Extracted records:

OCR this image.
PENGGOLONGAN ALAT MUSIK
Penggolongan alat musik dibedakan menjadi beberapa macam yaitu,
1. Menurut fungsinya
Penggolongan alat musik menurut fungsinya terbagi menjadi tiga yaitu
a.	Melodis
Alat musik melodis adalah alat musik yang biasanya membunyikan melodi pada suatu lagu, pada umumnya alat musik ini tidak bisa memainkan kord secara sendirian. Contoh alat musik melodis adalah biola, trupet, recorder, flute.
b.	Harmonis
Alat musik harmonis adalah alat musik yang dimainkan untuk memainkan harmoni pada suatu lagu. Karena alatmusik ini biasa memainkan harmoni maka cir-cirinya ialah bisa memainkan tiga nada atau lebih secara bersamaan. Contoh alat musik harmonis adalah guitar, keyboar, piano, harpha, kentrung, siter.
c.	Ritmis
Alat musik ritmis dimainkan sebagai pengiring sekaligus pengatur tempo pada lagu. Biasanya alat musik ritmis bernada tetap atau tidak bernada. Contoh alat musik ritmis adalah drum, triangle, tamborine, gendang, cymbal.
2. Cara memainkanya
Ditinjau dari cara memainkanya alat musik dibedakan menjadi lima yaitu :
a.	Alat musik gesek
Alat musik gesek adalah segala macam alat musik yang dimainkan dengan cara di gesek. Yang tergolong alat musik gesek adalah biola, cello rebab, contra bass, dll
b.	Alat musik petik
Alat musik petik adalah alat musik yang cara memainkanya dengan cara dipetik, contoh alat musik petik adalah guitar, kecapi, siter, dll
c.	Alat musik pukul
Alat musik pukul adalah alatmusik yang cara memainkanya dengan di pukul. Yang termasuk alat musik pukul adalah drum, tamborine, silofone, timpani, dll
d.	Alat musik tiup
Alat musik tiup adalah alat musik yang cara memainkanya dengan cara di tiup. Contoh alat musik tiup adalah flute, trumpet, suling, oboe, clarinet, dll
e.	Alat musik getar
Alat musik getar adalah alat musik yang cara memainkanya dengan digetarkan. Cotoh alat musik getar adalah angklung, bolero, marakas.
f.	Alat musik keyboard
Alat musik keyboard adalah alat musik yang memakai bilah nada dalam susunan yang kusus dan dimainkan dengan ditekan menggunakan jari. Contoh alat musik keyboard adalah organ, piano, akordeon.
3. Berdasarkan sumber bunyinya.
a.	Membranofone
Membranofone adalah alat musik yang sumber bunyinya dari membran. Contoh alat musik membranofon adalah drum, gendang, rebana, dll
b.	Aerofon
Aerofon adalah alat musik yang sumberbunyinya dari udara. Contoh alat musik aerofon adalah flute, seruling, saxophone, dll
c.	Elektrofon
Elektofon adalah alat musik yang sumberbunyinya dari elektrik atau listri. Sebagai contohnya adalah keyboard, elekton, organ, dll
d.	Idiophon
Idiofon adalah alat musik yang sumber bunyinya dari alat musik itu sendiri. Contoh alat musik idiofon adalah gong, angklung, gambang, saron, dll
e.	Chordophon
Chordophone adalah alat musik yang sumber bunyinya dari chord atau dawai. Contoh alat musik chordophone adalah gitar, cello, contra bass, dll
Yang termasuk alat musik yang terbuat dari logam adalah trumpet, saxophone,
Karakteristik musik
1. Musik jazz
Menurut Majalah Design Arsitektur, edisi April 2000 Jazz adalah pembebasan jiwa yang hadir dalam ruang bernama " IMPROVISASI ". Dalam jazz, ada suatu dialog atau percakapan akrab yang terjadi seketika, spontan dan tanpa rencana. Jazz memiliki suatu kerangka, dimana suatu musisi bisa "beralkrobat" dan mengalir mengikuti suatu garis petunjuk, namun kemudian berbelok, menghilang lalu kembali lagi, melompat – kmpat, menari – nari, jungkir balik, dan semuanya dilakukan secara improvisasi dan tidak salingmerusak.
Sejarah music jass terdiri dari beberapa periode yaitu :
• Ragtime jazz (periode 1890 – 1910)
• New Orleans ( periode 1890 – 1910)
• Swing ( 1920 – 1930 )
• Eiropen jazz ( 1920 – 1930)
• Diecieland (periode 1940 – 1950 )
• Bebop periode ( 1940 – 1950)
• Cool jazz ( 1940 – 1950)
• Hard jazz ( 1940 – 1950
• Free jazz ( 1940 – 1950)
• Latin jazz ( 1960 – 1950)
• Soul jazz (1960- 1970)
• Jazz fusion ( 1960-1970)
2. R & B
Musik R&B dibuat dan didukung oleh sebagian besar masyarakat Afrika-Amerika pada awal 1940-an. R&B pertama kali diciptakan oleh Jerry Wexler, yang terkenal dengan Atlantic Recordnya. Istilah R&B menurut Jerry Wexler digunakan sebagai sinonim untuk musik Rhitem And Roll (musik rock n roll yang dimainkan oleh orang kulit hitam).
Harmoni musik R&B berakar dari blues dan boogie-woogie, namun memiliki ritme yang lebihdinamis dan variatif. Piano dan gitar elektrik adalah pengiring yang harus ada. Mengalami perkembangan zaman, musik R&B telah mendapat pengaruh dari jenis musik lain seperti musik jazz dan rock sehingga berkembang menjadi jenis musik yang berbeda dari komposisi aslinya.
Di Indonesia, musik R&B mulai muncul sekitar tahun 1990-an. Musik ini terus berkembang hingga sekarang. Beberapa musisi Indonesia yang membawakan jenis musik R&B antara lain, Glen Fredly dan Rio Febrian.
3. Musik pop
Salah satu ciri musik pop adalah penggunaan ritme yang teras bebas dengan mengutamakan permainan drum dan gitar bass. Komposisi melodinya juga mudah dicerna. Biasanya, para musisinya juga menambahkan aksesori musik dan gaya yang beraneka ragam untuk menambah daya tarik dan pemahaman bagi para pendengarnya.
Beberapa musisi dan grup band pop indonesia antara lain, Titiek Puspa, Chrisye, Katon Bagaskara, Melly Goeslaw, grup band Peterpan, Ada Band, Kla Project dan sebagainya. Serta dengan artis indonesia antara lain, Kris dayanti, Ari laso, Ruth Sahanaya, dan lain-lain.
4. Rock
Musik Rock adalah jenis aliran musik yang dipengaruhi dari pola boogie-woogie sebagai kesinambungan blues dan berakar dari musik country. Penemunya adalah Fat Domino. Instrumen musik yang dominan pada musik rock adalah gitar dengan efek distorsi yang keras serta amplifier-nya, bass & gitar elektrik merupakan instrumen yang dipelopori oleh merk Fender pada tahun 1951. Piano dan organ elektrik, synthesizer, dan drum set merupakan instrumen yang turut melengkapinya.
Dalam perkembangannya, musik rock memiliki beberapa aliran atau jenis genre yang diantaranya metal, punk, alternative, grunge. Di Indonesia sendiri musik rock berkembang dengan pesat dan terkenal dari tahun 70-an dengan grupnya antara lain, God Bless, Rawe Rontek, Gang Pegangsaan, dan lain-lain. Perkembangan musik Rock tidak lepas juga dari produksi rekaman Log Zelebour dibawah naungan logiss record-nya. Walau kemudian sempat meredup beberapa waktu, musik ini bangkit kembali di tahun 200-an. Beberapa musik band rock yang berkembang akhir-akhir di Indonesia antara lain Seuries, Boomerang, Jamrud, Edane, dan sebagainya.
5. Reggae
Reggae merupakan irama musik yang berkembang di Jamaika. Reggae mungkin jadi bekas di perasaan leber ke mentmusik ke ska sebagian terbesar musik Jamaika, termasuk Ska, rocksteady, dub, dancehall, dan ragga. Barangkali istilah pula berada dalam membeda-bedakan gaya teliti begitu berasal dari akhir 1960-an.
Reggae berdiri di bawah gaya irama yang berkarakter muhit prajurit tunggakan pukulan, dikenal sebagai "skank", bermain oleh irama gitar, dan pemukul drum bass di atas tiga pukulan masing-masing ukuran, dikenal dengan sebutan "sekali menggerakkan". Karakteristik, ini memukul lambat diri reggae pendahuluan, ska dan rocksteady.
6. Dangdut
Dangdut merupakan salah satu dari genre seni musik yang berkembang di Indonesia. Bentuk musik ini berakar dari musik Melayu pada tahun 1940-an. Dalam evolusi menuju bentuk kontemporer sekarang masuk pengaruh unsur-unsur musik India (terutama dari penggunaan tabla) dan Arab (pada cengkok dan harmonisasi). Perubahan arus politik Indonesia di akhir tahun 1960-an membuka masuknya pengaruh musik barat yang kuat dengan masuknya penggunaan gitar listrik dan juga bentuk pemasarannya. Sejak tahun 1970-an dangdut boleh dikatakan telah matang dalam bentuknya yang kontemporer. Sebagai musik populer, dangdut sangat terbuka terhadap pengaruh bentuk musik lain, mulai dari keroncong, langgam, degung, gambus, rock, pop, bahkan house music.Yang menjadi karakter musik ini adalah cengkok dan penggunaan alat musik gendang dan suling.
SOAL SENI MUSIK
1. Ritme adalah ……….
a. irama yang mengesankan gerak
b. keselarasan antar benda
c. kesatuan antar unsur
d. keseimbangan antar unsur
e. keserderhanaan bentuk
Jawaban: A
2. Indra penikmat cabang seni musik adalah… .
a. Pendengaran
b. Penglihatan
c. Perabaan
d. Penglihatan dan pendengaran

Written request
Copy out the lines that hold "blues".

Expected output
Harmoni musik R&B berakar dari blues dan boogie-woogie, namun memiliki ritme yang lebihdinamis dan variatif. Piano dan gitar elektrik adalah pengiring yang harus ada. Mengalami perkembangan zaman, musik R&B telah mendapat pengaruh dari jenis musik lain seperti musik jazz dan rock sehingga berkembang menjadi jenis musik yang berbeda dari komposisi aslinya.
Musik Rock adalah jenis aliran musik yang dipengaruhi dari pola boogie-woogie sebagai kesinambungan blues dan berakar dari musik country. Penemunya adalah Fat Domino. Instrumen musik yang dominan pada musik rock adalah gitar dengan efek distorsi yang keras serta amplifier-nya, bass & gitar elektrik merupakan instrumen yang dipelopori oleh merk Fender pada tahun 1951. Piano dan organ elektrik, synthesizer, dan drum set merupakan instrumen yang turut melengkapinya.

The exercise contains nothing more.